• _Task brief_
From first line to last, retype the data exactly.

• _Material for this task_
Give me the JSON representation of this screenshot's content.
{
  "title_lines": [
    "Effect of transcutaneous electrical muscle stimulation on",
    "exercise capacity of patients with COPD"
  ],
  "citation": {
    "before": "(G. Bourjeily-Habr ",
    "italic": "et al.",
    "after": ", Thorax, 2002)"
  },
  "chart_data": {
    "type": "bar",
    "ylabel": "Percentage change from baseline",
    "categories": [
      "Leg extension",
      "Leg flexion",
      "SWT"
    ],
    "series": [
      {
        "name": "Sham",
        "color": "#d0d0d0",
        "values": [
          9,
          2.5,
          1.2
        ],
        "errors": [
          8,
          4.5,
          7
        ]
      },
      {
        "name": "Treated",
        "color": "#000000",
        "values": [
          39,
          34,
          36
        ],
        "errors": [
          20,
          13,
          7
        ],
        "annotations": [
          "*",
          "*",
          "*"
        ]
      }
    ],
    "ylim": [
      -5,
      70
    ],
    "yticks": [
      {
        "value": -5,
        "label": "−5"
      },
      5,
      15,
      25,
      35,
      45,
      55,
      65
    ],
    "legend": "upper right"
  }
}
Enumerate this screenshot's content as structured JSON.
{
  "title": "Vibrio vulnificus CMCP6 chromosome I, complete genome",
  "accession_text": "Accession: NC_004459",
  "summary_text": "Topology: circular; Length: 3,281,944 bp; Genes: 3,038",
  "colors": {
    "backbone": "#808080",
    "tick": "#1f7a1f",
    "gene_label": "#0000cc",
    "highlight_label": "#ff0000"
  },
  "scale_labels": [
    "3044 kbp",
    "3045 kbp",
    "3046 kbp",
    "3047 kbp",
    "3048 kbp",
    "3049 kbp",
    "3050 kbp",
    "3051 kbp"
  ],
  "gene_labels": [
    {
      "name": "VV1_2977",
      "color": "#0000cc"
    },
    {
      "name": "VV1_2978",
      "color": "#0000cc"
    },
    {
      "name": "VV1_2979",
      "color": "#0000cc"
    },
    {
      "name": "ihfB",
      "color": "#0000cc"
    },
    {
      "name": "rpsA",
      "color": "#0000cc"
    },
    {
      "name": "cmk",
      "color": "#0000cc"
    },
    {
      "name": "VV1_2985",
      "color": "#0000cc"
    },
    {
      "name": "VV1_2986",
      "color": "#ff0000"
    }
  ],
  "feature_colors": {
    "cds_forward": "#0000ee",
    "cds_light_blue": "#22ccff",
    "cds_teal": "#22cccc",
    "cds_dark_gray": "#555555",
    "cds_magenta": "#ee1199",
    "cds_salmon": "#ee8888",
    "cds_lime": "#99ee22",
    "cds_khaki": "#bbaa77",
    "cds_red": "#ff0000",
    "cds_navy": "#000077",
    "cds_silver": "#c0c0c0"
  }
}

• _Your response_
Give me the JSON representation of this screenshot's content.
{
  "title_lines": [
    "Effect of transcutaneous electrical muscle stimulation on",
    "exercise capacity of patients with COPD"
  ],
  "citation": {
    "before": "(G. Bourjeily-Habr ",
    "italic": "et al.",
    "after": ", Thorax, 2002)"
  },
  "chart_data": {
    "type": "bar",
    "ylabel": "Percentage change from baseline",
    "categories": [
      "Leg extension",
      "Leg flexion",
      "SWT"
    ],
    "series": [
      {
        "name": "Sham",
        "color": "#d0d0d0",
        "values": [
          9,
          2.5,
          1.2
        ],
        "errors": [
          8,
          4.5,
          7
        ]
      },
      {
        "name": "Treated",
        "color": "#000000",
        "values": [
          39,
          34,
          36
        ],
        "errors": [
          20,
          13,
          7
        ],
        "annotations": [
          "*",
          "*",
          "*"
        ]
      }
    ],
    "ylim": [
      -5,
      70
    ],
    "yticks": [
      {
        "value": -5,
        "label": "−5"
      },
      5,
      15,
      25,
      35,
      45,
      55,
      65
    ],
    "legend": "upper right"
  }
}
Enumerate this screenshot's content as structured JSON.
{
  "title": "Vibrio vulnificus CMCP6 chromosome I, complete genome",
  "accession_text": "Accession: NC_004459",
  "summary_text": "Topology: circular; Length: 3,281,944 bp; Genes: 3,038",
  "colors": {
    "backbone": "#808080",
    "tick": "#1f7a1f",
    "gene_label": "#0000cc",
    "highlight_label": "#ff0000"
  },
  "scale_labels": [
    "3044 kbp",
    "3045 kbp",
    "3046 kbp",
    "3047 kbp",
    "3048 kbp",
    "3049 kbp",
    "3050 kbp",
    "3051 kbp"
  ],
  "gene_labels": [
    {
      "name": "VV1_2977",
      "color": "#0000cc"
    },
    {
      "name": "VV1_2978",
      "color": "#0000cc"
    },
    {
      "name": "VV1_2979",
      "color": "#0000cc"
    },
    {
      "name": "ihfB",
      "color": "#0000cc"
    },
    {
      "name": "rpsA",
      "color": "#0000cc"
    },
    {
      "name": "cmk",
      "color": "#0000cc"
    },
    {
      "name": "VV1_2985",
      "color": "#0000cc"
    },
    {
      "name": "VV1_2986",
      "color": "#ff0000"
    }
  ],
  "feature_colors": {
    "cds_forward": "#0000ee",
    "cds_light_blue": "#22ccff",
    "cds_teal": "#22cccc",
    "cds_dark_gray": "#555555",
    "cds_magenta": "#ee1199",
    "cds_salmon": "#ee8888",
    "cds_lime": "#99ee22",
    "cds_khaki": "#bbaa77",
    "cds_red": "#ff0000",
    "cds_navy": "#000077",
    "cds_silver": "#c0c0c0"
  }
}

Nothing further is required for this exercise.